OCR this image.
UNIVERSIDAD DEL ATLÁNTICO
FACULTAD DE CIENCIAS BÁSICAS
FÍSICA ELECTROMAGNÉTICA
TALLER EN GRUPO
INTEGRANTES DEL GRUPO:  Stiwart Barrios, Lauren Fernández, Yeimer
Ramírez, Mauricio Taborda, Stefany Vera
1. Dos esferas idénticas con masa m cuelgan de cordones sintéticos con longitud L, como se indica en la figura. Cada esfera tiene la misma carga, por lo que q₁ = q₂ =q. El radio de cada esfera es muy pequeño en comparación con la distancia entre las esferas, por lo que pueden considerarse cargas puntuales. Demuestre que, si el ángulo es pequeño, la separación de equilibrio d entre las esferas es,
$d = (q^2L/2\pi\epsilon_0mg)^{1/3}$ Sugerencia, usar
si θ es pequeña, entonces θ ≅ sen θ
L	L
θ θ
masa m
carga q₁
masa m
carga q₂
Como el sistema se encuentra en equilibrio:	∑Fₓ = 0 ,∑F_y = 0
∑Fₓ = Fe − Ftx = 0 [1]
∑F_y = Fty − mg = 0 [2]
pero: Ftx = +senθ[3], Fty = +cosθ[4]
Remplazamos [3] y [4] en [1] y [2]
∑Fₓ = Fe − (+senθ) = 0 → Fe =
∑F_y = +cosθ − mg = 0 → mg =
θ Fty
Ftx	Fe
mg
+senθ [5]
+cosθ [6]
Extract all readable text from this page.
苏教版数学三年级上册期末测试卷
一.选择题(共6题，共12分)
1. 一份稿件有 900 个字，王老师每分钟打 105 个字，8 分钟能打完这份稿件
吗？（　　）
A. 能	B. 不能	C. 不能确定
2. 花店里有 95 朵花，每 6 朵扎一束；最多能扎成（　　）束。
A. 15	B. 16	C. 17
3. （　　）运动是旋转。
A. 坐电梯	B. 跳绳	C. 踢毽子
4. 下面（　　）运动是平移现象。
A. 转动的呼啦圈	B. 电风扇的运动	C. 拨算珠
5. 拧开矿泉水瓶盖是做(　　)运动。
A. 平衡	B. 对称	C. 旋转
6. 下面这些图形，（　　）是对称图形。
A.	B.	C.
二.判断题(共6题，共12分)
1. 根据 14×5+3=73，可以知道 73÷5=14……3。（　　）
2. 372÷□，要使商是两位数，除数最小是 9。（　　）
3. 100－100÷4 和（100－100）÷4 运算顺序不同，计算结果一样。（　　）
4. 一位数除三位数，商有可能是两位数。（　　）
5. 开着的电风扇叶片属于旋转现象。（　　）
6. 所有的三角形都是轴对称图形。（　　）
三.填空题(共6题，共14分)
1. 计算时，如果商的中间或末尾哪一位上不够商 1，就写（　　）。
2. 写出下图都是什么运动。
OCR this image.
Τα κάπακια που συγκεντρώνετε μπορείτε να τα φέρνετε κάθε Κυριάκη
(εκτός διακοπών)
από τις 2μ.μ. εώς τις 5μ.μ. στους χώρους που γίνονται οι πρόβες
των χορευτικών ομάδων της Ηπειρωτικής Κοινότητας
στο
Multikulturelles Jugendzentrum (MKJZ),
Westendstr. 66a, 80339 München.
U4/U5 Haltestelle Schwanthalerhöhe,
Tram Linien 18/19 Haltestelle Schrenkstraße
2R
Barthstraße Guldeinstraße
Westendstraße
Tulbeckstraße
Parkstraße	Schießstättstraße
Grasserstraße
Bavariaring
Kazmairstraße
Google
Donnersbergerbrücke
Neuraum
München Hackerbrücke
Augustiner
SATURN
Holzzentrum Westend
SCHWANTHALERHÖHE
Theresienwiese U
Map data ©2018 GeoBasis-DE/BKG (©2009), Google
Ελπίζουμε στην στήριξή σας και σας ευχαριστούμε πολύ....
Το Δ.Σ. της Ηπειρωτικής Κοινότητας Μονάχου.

________

◆ **REQUIRED TASK**: Exact repetition is required for the lines from the one that contains "Extract all readable text from this page." through the final line; leave out everything else.

◆ **ANSWER IN FULL**:
Extract all readable text from this page.
苏教版数学三年级上册期末测试卷
一.选择题(共6题，共12分)
1. 一份稿件有 900 个字，王老师每分钟打 105 个字，8 分钟能打完这份稿件
吗？（　　）
A. 能	B. 不能	C. 不能确定
2. 花店里有 95 朵花，每 6 朵扎一束；最多能扎成（　　）束。
A. 15	B. 16	C. 17
3. （　　）运动是旋转。
A. 坐电梯	B. 跳绳	C. 踢毽子
4. 下面（　　）运动是平移现象。
A. 转动的呼啦圈	B. 电风扇的运动	C. 拨算珠
5. 拧开矿泉水瓶盖是做(　　)运动。
A. 平衡	B. 对称	C. 旋转
6. 下面这些图形，（　　）是对称图形。
A.	B.	C.
二.判断题(共6题，共12分)
1. 根据 14×5+3=73，可以知道 73÷5=14……3。（　　）
2. 372÷□，要使商是两位数，除数最小是 9。（　　）
3. 100－100÷4 和（100－100）÷4 运算顺序不同，计算结果一样。（　　）
4. 一位数除三位数，商有可能是两位数。（　　）
5. 开着的电风扇叶片属于旋转现象。（　　）
6. 所有的三角形都是轴对称图形。（　　）
三.填空题(共6题，共14分)
1. 计算时，如果商的中间或末尾哪一位上不够商 1，就写（　　）。
2. 写出下图都是什么运动。
OCR this image.
Τα κάπακια που συγκεντρώνετε μπορείτε να τα φέρνετε κάθε Κυριάκη
(εκτός διακοπών)
από τις 2μ.μ. εώς τις 5μ.μ. στους χώρους που γίνονται οι πρόβες
των χορευτικών ομάδων της Ηπειρωτικής Κοινότητας
στο
Multikulturelles Jugendzentrum (MKJZ),
Westendstr. 66a, 80339 München.
U4/U5 Haltestelle Schwanthalerhöhe,
Tram Linien 18/19 Haltestelle Schrenkstraße
2R
Barthstraße Guldeinstraße
Westendstraße
Tulbeckstraße
Parkstraße	Schießstättstraße
Grasserstraße
Bavariaring
Kazmairstraße
Google
Donnersbergerbrücke
Neuraum
München Hackerbrücke
Augustiner
SATURN
Holzzentrum Westend
SCHWANTHALERHÖHE
Theresienwiese U
Map data ©2018 GeoBasis-DE/BKG (©2009), Google
Ελπίζουμε στην στήριξή σας και σας ευχαριστούμε πολύ....
Το Δ.Σ. της Ηπειρωτικής Κοινότητας Μονάχου.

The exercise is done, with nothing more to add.